* begin Provided passage *

6

I'm doing some tests about yield return perfomance, and I found that it is slower than normal return.

I tested value variables (int, double, etc.) and some references types (string, etc.)... And yield return were slower in both cases. Why use it then?

Check out my example:

public class YieldReturnTeste
{
    private static IEnumerable<string> YieldReturnTest(int limite)
    {
        for (int i = 0; i < limite; i++)
        {
            yield return i.ToString();
        }
    }

    private static IEnumerable<string> NormalReturnTest(int limite)
    {
        List<string> listaInteiros = new List<string>();

        for (int i = 0; i < limite; i++)
        {
            listaInteiros.Add(i.ToString());
        }
        return listaInteiros;
    }

    public static void executaTeste()

* end Provided passage *
* begin Dataset content *

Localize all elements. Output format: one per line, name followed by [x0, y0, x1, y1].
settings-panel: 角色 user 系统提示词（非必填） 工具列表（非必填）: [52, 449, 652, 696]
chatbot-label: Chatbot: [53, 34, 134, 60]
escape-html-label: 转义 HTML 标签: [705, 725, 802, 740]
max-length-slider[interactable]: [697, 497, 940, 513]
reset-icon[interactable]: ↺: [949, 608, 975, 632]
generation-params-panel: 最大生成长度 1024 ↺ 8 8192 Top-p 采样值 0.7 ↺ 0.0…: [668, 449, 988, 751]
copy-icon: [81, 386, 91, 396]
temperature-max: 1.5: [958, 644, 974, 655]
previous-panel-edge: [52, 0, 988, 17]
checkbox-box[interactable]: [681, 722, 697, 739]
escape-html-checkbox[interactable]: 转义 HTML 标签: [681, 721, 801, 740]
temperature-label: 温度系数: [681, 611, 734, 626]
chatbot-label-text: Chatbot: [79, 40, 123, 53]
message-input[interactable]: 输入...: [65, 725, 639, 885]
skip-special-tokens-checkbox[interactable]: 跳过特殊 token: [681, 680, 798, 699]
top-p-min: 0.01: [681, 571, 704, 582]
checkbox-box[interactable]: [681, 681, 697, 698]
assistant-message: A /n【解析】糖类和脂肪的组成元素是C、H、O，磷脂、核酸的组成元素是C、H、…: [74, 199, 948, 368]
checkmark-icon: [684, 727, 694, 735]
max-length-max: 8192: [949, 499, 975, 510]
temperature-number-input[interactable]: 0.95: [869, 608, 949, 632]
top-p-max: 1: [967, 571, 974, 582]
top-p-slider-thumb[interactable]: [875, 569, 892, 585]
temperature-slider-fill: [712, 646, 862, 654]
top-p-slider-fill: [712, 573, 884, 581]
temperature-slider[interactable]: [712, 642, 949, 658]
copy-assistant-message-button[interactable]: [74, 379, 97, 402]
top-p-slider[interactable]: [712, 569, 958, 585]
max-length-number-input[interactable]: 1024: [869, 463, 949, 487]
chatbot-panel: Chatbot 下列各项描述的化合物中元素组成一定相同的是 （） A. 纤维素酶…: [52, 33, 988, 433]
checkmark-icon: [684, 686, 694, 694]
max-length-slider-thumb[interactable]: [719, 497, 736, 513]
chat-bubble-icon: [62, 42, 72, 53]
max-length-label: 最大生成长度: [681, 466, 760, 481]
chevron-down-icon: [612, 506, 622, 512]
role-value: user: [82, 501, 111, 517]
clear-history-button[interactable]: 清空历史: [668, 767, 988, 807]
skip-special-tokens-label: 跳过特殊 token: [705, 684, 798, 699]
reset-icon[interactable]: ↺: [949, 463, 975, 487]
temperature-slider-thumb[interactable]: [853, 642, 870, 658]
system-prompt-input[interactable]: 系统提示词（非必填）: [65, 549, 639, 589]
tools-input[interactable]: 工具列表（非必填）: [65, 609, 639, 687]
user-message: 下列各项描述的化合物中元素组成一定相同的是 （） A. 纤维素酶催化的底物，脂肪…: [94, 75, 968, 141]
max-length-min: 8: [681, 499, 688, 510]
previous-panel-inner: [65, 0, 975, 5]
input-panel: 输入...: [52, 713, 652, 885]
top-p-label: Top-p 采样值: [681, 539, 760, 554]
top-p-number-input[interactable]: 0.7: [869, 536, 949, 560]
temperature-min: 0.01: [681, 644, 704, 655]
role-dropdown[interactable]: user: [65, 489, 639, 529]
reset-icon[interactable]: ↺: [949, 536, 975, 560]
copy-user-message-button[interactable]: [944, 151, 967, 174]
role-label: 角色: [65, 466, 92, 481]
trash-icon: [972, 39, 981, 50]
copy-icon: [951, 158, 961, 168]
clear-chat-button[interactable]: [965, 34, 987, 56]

* end Dataset content *

- [Written problem 1]: Reproduce everything in the yield return post from "I'm doing some" down to "use it then?".
- [Written problem 2]:
Answer these from the yield return post:
(a) Which kinds of variables did the poster test?
(b) What is the class in the example called?
(c) What is the list variable inside NormalReturnTest called?
- [Written problem 3]: Name every method declared in the code of the yield return post.

- [Correct output 1]:
I'm doing some tests about yield return perfomance, and I found that it is slower than normal return.

I tested value variables (int, double, etc.) and some references types (string, etc.)... And yield return were slower in both cases. Why use it then?

- [Correct output 2]:
(a) Value variables (int, double, etc.) and some reference types (string, etc.)
(b) YieldReturnTeste
(c) listaInteiros

- [Correct output 3]:
YieldReturnTest
NormalReturnTest
executaTeste